* [TASK BRIEF] Leave out the pictures and repeat the rest of the material exactly.

* [EXTRACTED DATA]
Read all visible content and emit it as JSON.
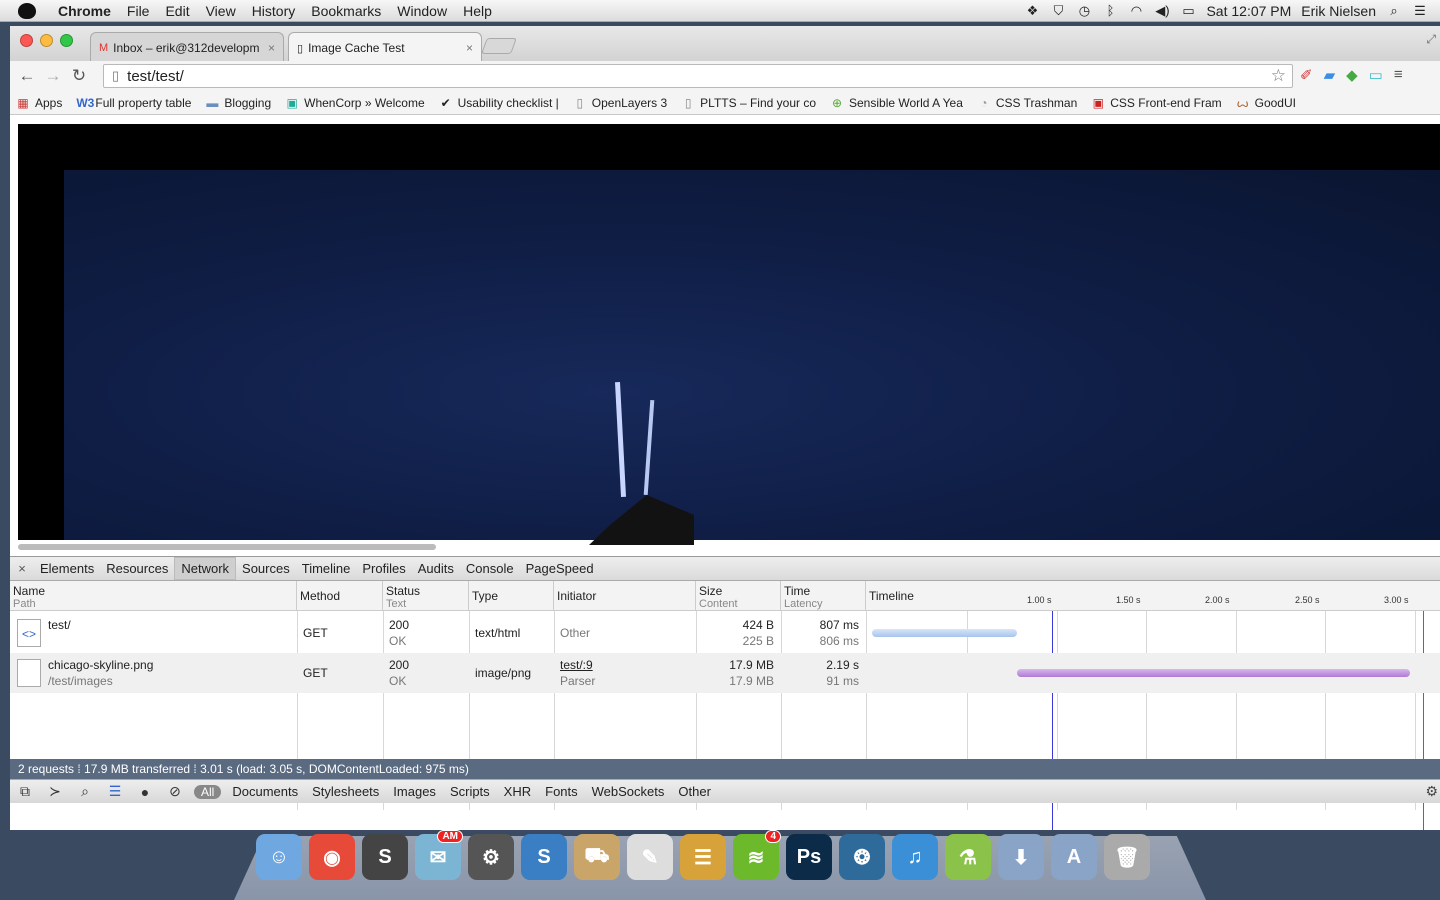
{
  "menubar": {
    "app": "Chrome",
    "items": [
      "File",
      "Edit",
      "View",
      "History",
      "Bookmarks",
      "Window",
      "Help"
    ],
    "clock": "Sat 12:07 PM",
    "user": "Erik Nielsen"
  },
  "tabs": [
    {
      "title": "Inbox – erik@312developm",
      "icon": "gmail-icon"
    },
    {
      "title": "Image Cache Test",
      "icon": "page-icon"
    }
  ],
  "omnibox": {
    "url": "test/test/"
  },
  "bookmarks": [
    {
      "label": "Apps",
      "icon": "apps-icon"
    },
    {
      "label": "Full property table",
      "icon": "w3-icon"
    },
    {
      "label": "Blogging",
      "icon": "folder-icon"
    },
    {
      "label": "WhenCorp » Welcome",
      "icon": "calendar-icon"
    },
    {
      "label": "Usability checklist | ",
      "icon": "check-icon"
    },
    {
      "label": "OpenLayers 3",
      "icon": "page-icon"
    },
    {
      "label": "PLTTS – Find your co",
      "icon": "page-icon"
    },
    {
      "label": "Sensible World A Yea",
      "icon": "globe-icon"
    },
    {
      "label": "CSS Trashman",
      "icon": "trash-icon"
    },
    {
      "label": "CSS Front-end Fram",
      "icon": "css-icon"
    },
    {
      "label": "GoodUI",
      "icon": "goodui-icon"
    }
  ],
  "devtools": {
    "tabs": [
      "Elements",
      "Resources",
      "Network",
      "Sources",
      "Timeline",
      "Profiles",
      "Audits",
      "Console",
      "PageSpeed"
    ],
    "active_tab": "Network",
    "columns": {
      "name": "Name",
      "name_sub": "Path",
      "method": "Method",
      "status": "Status",
      "status_sub": "Text",
      "type": "Type",
      "initiator": "Initiator",
      "size": "Size",
      "size_sub": "Content",
      "time": "Time",
      "time_sub": "Latency",
      "timeline": "Timeline"
    },
    "ticks": [
      "1.00 s",
      "1.50 s",
      "2.00 s",
      "2.50 s",
      "3.00 s"
    ],
    "requests": [
      {
        "name": "test/",
        "path": "",
        "method": "GET",
        "status": "200",
        "status_text": "OK",
        "type": "text/html",
        "initiator": "Other",
        "initiator_sub": "",
        "size": "424 B",
        "content": "225 B",
        "time": "807 ms",
        "latency": "806 ms",
        "start_s": 0,
        "end_s": 0.807
      },
      {
        "name": "chicago-skyline.png",
        "path": "/test/images",
        "method": "GET",
        "status": "200",
        "status_text": "OK",
        "type": "image/png",
        "initiator": "test/:9",
        "initiator_sub": "Parser",
        "size": "17.9 MB",
        "content": "17.9 MB",
        "time": "2.19 s",
        "latency": "91 ms",
        "start_s": 0.807,
        "end_s": 3.0
      }
    ],
    "summary": "2 requests  ⁞  17.9 MB transferred  ⁞  3.01 s (load: 3.05 s, DOMContentLoaded: 975 ms)",
    "filters": [
      "All",
      "Documents",
      "Stylesheets",
      "Images",
      "Scripts",
      "XHR",
      "Fonts",
      "WebSockets",
      "Other"
    ]
  },
  "dock": [
    {
      "name": "finder-icon",
      "color": "#6fa7e0",
      "glyph": "☺"
    },
    {
      "name": "chrome-icon",
      "color": "#e84a3a",
      "glyph": "◉"
    },
    {
      "name": "sublime-icon",
      "color": "#444",
      "glyph": "S"
    },
    {
      "name": "evernote-icon",
      "color": "#7cb4d4",
      "glyph": "✉",
      "badge": "AM"
    },
    {
      "name": "preferences-icon",
      "color": "#555",
      "glyph": "⚙"
    },
    {
      "name": "s-app-icon",
      "color": "#3a7ec4",
      "glyph": "S"
    },
    {
      "name": "transmit-icon",
      "color": "#c9a56a",
      "glyph": "⛟"
    },
    {
      "name": "textedit-icon",
      "color": "#ddd",
      "glyph": "✎"
    },
    {
      "name": "sequel-icon",
      "color": "#d8a23a",
      "glyph": "☰"
    },
    {
      "name": "spotify-icon",
      "color": "#6cba2c",
      "glyph": "≋",
      "badge": "4"
    },
    {
      "name": "photoshop-icon",
      "color": "#0c2b49",
      "glyph": "Ps"
    },
    {
      "name": "sourcetree-icon",
      "color": "#2f6b9a",
      "glyph": "❂"
    },
    {
      "name": "itunes-icon",
      "color": "#3b8fd6",
      "glyph": "♫"
    },
    {
      "name": "flask-icon",
      "color": "#8bc34a",
      "glyph": "⚗"
    },
    {
      "name": "downloads-folder-icon",
      "color": "#8aa4c8",
      "glyph": "⬇"
    },
    {
      "name": "applications-folder-icon",
      "color": "#8aa4c8",
      "glyph": "A"
    },
    {
      "name": "trash-icon",
      "color": "#aaa",
      "glyph": "🗑"
    }
  ]
}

* [EXERCISE RESPONSE]
Read all visible content and emit it as JSON.
{
  "menubar": {
    "app": "Chrome",
    "items": [
      "File",
      "Edit",
      "View",
      "History",
      "Bookmarks",
      "Window",
      "Help"
    ],
    "clock": "Sat 12:07 PM",
    "user": "Erik Nielsen"
  },
  "tabs": [
    {
      "title": "Inbox – erik@312developm",
      "icon": "gmail-icon"
    },
    {
      "title": "Image Cache Test",
      "icon": "page-icon"
    }
  ],
  "omnibox": {
    "url": "test/test/"
  },
  "bookmarks": [
    {
      "label": "Apps",
      "icon": "apps-icon"
    },
    {
      "label": "Full property table",
      "icon": "w3-icon"
    },
    {
      "label": "Blogging",
      "icon": "folder-icon"
    },
    {
      "label": "WhenCorp » Welcome",
      "icon": "calendar-icon"
    },
    {
      "label": "Usability checklist | ",
      "icon": "check-icon"
    },
    {
      "label": "OpenLayers 3",
      "icon": "page-icon"
    },
    {
      "label": "PLTTS – Find your co",
      "icon": "page-icon"
    },
    {
      "label": "Sensible World A Yea",
      "icon": "globe-icon"
    },
    {
      "label": "CSS Trashman",
      "icon": "trash-icon"
    },
    {
      "label": "CSS Front-end Fram",
      "icon": "css-icon"
    },
    {
      "label": "GoodUI",
      "icon": "goodui-icon"
    }
  ],
  "devtools": {
    "tabs": [
      "Elements",
      "Resources",
      "Network",
      "Sources",
      "Timeline",
      "Profiles",
      "Audits",
      "Console",
      "PageSpeed"
    ],
    "active_tab": "Network",
    "columns": {
      "name": "Name",
      "name_sub": "Path",
      "method": "Method",
      "status": "Status",
      "status_sub": "Text",
      "type": "Type",
      "initiator": "Initiator",
      "size": "Size",
      "size_sub": "Content",
      "time": "Time",
      "time_sub": "Latency",
      "timeline": "Timeline"
    },
    "ticks": [
      "1.00 s",
      "1.50 s",
      "2.00 s",
      "2.50 s",
      "3.00 s"
    ],
    "requests": [
      {
        "name": "test/",
        "path": "",
        "method": "GET",
        "status": "200",
        "status_text": "OK",
        "type": "text/html",
        "initiator": "Other",
        "initiator_sub": "",
        "size": "424 B",
        "content": "225 B",
        "time": "807 ms",
        "latency": "806 ms",
        "start_s": 0,
        "end_s": 0.807
      },
      {
        "name": "chicago-skyline.png",
        "path": "/test/images",
        "method": "GET",
        "status": "200",
        "status_text": "OK",
        "type": "image/png",
        "initiator": "test/:9",
        "initiator_sub": "Parser",
        "size": "17.9 MB",
        "content": "17.9 MB",
        "time": "2.19 s",
        "latency": "91 ms",
        "start_s": 0.807,
        "end_s": 3.0
      }
    ],
    "summary": "2 requests  ⁞  17.9 MB transferred  ⁞  3.01 s (load: 3.05 s, DOMContentLoaded: 975 ms)",
    "filters": [
      "All",
      "Documents",
      "Stylesheets",
      "Images",
      "Scripts",
      "XHR",
      "Fonts",
      "WebSockets",
      "Other"
    ]
  },
  "dock": [
    {
      "name": "finder-icon",
      "color": "#6fa7e0",
      "glyph": "☺"
    },
    {
      "name": "chrome-icon",
      "color": "#e84a3a",
      "glyph": "◉"
    },
    {
      "name": "sublime-icon",
      "color": "#444",
      "glyph": "S"
    },
    {
      "name": "evernote-icon",
      "color": "#7cb4d4",
      "glyph": "✉",
      "badge": "AM"
    },
    {
      "name": "preferences-icon",
      "color": "#555",
      "glyph": "⚙"
    },
    {
      "name": "s-app-icon",
      "color": "#3a7ec4",
      "glyph": "S"
    },
    {
      "name": "transmit-icon",
      "color": "#c9a56a",
      "glyph": "⛟"
    },
    {
      "name": "textedit-icon",
      "color": "#ddd",
      "glyph": "✎"
    },
    {
      "name": "sequel-icon",
      "color": "#d8a23a",
      "glyph": "☰"
    },
    {
      "name": "spotify-icon",
      "color": "#6cba2c",
      "glyph": "≋",
      "badge": "4"
    },
    {
      "name": "photoshop-icon",
      "color": "#0c2b49",
      "glyph": "Ps"
    },
    {
      "name": "sourcetree-icon",
      "color": "#2f6b9a",
      "glyph": "❂"
    },
    {
      "name": "itunes-icon",
      "color": "#3b8fd6",
      "glyph": "♫"
    },
    {
      "name": "flask-icon",
      "color": "#8bc34a",
      "glyph": "⚗"
    },
    {
      "name": "downloads-folder-icon",
      "color": "#8aa4c8",
      "glyph": "⬇"
    },
    {
      "name": "applications-folder-icon",
      "color": "#8aa4c8",
      "glyph": "A"
    },
    {
      "name": "trash-icon",
      "color": "#aaa",
      "glyph": "🗑"
    }
  ]
}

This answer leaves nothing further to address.